Dataset records:
·····

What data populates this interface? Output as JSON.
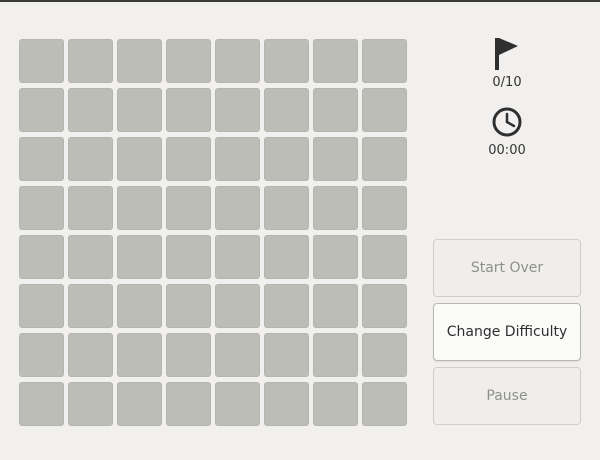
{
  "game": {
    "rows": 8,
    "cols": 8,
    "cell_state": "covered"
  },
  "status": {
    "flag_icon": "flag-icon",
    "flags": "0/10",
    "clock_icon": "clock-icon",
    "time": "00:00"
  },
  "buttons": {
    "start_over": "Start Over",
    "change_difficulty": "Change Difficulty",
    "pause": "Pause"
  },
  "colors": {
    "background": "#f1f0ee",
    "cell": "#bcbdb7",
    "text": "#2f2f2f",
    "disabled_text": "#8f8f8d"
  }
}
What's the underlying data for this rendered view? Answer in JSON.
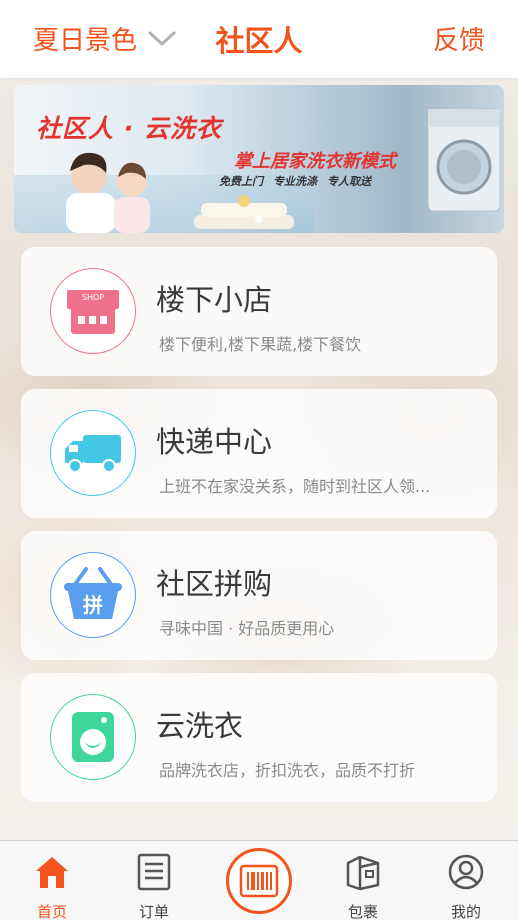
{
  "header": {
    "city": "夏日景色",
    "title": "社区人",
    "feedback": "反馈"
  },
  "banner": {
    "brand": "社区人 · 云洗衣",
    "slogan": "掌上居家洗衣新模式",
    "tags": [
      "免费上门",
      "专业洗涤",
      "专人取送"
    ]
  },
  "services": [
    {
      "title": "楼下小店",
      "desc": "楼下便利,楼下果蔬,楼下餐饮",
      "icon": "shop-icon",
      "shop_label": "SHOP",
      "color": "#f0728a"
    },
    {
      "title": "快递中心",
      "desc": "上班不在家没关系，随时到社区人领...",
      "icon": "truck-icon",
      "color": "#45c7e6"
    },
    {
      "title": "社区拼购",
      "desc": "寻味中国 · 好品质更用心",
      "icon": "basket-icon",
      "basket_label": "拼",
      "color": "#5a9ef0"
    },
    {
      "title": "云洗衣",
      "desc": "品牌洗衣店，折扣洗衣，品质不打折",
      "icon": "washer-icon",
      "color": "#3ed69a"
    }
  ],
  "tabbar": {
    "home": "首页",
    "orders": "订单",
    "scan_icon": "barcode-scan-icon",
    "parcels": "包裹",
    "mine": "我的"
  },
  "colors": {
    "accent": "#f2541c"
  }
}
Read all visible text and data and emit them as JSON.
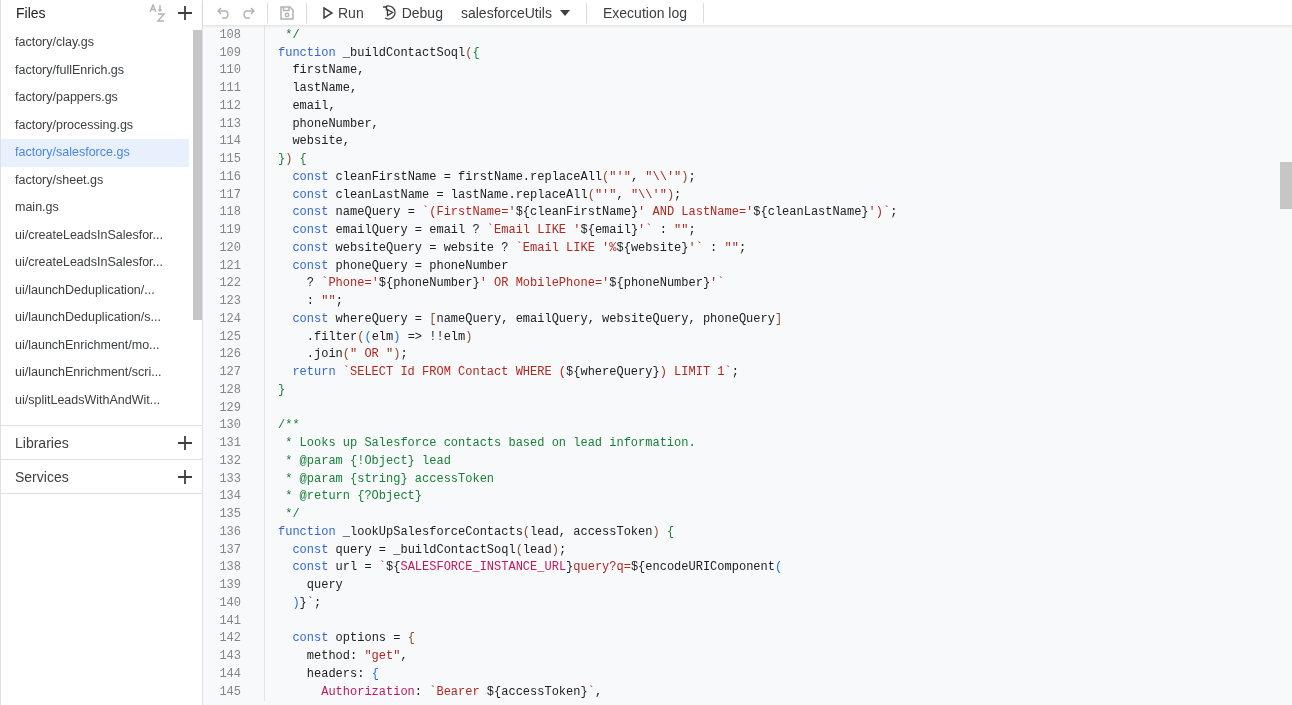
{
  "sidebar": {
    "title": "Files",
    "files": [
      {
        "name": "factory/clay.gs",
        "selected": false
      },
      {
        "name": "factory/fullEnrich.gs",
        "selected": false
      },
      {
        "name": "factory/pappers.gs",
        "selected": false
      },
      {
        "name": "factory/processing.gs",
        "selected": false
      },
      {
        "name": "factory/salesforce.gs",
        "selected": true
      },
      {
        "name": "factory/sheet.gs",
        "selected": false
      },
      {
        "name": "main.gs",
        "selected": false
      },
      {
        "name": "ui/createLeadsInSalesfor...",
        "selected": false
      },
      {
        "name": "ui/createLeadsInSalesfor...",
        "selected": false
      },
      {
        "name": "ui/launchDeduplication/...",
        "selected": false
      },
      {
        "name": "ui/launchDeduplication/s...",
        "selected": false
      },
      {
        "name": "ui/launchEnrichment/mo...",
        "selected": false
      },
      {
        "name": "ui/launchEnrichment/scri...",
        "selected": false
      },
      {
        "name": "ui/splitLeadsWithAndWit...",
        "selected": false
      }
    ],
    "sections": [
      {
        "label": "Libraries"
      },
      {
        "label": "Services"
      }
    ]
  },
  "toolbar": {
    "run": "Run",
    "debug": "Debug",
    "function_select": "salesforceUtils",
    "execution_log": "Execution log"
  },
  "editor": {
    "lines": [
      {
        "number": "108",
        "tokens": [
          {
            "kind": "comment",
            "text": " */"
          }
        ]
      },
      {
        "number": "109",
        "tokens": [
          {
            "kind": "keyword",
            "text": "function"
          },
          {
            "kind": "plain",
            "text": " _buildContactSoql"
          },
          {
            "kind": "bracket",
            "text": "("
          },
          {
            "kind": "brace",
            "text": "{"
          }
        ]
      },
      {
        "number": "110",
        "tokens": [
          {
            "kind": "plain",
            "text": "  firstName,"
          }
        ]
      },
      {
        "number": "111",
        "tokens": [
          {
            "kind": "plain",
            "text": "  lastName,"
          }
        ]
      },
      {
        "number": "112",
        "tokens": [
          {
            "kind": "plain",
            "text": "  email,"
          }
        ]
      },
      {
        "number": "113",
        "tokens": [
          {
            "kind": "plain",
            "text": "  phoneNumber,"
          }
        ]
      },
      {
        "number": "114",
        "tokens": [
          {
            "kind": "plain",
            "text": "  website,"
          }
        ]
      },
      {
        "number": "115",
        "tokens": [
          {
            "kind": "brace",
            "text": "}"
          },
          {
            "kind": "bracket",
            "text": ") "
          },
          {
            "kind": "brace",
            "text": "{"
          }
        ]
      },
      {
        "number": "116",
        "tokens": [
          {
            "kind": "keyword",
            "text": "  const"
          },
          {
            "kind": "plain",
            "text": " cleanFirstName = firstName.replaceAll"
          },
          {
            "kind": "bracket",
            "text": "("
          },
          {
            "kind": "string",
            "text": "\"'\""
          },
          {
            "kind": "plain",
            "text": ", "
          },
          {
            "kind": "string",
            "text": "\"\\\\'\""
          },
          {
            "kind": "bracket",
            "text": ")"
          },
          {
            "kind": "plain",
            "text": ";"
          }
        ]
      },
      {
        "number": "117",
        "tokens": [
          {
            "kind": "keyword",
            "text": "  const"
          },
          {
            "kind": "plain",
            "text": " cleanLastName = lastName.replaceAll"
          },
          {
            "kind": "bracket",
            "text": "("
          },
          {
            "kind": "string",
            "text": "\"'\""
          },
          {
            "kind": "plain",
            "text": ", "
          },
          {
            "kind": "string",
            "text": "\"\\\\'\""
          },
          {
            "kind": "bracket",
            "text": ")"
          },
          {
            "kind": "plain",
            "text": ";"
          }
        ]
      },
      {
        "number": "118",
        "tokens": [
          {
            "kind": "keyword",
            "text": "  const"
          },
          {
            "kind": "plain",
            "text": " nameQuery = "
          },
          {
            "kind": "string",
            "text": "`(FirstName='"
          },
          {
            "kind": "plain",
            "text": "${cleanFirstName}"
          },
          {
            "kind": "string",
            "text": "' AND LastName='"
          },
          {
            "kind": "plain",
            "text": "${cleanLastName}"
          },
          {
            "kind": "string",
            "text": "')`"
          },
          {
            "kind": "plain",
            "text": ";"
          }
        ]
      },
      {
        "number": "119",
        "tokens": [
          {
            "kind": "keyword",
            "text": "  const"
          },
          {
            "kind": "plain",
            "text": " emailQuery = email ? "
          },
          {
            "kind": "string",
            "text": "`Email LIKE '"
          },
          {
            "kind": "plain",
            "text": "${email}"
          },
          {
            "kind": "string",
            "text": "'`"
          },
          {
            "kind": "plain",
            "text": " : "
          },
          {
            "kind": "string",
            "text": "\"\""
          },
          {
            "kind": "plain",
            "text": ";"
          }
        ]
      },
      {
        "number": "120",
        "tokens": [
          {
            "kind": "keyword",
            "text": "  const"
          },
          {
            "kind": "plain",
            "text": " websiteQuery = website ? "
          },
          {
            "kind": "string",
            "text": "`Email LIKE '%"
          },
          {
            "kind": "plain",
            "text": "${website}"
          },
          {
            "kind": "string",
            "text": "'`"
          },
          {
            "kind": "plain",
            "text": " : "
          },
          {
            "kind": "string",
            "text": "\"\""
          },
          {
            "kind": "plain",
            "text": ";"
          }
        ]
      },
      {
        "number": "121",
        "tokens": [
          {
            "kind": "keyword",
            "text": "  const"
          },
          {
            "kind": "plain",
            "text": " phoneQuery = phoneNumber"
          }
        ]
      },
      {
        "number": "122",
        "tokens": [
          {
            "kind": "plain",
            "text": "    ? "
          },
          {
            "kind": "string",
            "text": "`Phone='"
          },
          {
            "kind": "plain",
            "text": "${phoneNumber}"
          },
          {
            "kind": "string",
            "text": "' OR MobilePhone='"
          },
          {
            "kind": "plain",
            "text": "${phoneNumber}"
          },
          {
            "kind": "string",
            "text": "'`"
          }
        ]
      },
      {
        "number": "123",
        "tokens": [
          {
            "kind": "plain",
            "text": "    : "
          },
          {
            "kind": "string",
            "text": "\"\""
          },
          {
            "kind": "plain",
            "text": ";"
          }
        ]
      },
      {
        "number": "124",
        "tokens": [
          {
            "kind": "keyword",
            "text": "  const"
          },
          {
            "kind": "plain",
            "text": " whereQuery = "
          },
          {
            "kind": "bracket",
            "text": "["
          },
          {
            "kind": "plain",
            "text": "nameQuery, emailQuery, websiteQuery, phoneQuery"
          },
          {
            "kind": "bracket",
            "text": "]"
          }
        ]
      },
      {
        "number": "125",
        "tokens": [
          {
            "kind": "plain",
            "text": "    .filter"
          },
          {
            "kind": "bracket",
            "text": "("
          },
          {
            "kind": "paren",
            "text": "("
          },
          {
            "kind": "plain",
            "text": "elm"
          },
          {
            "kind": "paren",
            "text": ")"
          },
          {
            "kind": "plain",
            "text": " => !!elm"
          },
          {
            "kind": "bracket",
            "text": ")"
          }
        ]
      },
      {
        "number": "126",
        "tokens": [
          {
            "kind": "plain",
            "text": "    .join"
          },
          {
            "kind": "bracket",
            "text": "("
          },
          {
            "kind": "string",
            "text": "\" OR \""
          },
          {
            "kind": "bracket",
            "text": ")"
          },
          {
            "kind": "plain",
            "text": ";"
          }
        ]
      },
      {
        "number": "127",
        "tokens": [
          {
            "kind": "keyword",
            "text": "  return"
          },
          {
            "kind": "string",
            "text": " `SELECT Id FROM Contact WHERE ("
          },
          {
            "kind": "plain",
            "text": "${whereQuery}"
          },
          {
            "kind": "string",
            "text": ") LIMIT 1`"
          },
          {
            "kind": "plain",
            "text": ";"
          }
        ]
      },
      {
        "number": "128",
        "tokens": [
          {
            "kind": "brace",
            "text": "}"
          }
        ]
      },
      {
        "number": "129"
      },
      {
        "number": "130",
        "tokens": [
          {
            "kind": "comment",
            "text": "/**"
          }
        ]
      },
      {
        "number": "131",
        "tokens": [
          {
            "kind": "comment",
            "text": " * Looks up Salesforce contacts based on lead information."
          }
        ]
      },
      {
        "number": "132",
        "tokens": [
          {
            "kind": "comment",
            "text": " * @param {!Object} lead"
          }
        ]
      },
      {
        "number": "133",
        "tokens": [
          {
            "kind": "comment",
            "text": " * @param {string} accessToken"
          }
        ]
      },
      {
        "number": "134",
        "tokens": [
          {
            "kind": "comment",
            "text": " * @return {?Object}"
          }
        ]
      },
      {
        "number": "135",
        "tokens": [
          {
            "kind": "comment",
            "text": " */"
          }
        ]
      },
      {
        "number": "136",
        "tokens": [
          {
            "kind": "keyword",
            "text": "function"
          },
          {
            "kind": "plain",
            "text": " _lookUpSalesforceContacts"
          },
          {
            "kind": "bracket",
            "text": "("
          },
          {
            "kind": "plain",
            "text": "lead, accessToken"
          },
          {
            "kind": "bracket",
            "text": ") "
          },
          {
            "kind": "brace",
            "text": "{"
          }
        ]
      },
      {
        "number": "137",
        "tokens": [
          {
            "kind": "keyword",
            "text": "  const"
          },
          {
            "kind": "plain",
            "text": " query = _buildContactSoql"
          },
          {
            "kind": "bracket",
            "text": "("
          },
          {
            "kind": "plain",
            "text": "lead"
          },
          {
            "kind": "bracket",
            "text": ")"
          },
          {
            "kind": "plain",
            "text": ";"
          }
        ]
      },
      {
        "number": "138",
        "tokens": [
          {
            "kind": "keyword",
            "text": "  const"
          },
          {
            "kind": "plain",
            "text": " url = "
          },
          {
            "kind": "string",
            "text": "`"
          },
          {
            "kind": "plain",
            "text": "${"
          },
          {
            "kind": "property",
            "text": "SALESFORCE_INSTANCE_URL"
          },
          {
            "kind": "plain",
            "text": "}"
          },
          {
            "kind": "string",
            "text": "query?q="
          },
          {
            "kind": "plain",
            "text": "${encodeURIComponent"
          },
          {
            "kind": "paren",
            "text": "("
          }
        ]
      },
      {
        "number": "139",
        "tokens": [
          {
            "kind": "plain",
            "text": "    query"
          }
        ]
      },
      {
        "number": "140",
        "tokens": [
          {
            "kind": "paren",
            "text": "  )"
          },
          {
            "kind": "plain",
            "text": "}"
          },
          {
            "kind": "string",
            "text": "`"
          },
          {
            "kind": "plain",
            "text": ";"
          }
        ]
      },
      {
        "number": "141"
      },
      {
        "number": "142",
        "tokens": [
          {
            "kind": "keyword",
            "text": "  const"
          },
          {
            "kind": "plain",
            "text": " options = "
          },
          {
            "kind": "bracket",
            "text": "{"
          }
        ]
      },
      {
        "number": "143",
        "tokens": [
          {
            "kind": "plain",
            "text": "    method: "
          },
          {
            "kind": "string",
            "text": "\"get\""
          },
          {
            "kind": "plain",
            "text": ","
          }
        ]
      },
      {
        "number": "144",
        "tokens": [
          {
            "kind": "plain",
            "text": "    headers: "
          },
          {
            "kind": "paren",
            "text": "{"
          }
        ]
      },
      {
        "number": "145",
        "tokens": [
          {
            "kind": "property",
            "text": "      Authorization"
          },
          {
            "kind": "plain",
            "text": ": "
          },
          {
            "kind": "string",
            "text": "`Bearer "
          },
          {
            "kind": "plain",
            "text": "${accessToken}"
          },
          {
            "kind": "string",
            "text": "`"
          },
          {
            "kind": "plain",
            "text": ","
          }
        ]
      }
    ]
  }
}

·····

> Given exercise
Pick out the lines containing the string "Object".

> Output for this task
            "text": " * @param {!Object} lead"
            "text": " * @return {?Object}"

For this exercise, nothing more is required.